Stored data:
************
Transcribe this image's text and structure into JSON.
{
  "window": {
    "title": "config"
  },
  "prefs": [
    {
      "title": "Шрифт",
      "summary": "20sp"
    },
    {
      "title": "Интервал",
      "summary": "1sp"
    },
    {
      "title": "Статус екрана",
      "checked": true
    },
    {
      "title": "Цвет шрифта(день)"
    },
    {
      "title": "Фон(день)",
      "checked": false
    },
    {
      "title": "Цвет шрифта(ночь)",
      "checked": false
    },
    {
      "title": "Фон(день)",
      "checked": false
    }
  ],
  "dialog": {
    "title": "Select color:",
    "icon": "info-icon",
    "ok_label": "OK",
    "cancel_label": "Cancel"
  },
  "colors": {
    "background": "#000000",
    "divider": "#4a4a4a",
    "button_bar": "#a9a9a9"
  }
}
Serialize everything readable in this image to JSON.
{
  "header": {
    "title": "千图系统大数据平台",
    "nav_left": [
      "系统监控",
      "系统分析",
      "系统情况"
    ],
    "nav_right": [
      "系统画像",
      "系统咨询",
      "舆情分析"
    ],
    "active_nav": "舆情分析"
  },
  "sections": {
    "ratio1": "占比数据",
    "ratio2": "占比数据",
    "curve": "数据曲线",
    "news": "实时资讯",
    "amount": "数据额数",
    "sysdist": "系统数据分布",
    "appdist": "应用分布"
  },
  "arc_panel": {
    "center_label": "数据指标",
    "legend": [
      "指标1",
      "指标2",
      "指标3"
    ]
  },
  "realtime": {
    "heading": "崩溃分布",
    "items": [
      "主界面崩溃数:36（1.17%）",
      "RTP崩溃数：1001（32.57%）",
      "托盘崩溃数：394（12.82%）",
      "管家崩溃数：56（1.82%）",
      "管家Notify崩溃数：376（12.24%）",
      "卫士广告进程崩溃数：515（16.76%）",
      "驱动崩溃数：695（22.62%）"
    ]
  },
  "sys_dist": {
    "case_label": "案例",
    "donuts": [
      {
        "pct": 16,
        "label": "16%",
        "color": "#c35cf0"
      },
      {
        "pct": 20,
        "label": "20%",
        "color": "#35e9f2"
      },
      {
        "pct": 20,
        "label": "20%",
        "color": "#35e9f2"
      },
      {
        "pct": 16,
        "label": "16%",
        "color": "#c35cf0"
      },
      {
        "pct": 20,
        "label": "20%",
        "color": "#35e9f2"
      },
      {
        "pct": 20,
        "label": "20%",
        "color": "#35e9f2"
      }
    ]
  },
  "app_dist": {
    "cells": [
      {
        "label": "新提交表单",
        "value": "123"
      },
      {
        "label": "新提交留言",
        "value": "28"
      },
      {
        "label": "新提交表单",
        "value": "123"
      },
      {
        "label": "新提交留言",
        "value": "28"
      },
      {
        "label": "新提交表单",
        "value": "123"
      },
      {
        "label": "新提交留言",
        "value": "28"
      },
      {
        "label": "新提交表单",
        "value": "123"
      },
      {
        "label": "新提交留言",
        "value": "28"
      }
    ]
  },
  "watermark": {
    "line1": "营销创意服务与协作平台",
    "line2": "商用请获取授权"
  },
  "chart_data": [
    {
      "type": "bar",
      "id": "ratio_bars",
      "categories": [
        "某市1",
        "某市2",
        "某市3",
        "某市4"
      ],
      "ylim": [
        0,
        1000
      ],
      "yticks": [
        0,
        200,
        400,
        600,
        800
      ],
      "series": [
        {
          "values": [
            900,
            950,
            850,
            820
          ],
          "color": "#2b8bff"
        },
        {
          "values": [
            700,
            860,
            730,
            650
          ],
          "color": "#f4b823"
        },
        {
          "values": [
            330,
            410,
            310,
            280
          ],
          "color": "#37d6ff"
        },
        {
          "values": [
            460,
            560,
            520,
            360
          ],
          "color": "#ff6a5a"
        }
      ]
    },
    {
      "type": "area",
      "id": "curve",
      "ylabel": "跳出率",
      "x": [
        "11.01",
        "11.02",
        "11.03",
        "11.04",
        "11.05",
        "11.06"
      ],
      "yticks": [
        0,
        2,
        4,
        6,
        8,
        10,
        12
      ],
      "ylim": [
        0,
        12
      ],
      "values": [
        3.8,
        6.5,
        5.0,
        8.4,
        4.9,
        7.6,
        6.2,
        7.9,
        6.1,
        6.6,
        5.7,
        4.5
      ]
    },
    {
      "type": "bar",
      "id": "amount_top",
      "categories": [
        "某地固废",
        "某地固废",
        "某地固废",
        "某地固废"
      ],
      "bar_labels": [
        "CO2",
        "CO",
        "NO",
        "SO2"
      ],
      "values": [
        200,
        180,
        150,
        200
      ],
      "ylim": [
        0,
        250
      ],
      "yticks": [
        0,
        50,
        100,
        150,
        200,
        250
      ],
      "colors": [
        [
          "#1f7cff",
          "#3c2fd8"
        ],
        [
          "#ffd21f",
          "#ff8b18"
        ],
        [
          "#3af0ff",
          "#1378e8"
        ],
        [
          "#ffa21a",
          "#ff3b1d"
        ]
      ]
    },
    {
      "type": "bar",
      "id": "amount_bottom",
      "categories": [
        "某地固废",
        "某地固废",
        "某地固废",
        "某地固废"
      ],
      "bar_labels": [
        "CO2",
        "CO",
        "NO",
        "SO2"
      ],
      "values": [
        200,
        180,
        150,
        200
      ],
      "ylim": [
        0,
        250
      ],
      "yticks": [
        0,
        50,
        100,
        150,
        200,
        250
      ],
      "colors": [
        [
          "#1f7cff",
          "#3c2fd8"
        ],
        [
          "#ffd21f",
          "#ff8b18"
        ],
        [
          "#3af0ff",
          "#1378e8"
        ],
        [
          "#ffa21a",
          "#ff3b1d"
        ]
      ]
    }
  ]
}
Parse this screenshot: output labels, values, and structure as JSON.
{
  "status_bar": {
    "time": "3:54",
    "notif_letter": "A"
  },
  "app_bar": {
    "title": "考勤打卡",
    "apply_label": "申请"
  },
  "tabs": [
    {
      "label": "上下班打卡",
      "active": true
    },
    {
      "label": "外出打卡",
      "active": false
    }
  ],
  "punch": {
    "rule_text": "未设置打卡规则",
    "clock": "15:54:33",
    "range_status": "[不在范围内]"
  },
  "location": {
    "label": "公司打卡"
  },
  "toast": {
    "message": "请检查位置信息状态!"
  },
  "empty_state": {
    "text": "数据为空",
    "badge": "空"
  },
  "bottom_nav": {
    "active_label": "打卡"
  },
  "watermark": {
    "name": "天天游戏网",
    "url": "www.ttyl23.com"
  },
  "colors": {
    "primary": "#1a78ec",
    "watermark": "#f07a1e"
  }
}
************
— Set task —
From the line holding "Parse this screenshot: output" through the last line above, reproduce each line exactly and add nothing.

— Final result —
Parse this screenshot: output labels, values, and structure as JSON.
{
  "status_bar": {
    "time": "3:54",
    "notif_letter": "A"
  },
  "app_bar": {
    "title": "考勤打卡",
    "apply_label": "申请"
  },
  "tabs": [
    {
      "label": "上下班打卡",
      "active": true
    },
    {
      "label": "外出打卡",
      "active": false
    }
  ],
  "punch": {
    "rule_text": "未设置打卡规则",
    "clock": "15:54:33",
    "range_status": "[不在范围内]"
  },
  "location": {
    "label": "公司打卡"
  },
  "toast": {
    "message": "请检查位置信息状态!"
  },
  "empty_state": {
    "text": "数据为空",
    "badge": "空"
  },
  "bottom_nav": {
    "active_label": "打卡"
  },
  "watermark": {
    "name": "天天游戏网",
    "url": "www.ttyl23.com"
  },
  "colors": {
    "primary": "#1a78ec",
    "watermark": "#f07a1e"
  }
}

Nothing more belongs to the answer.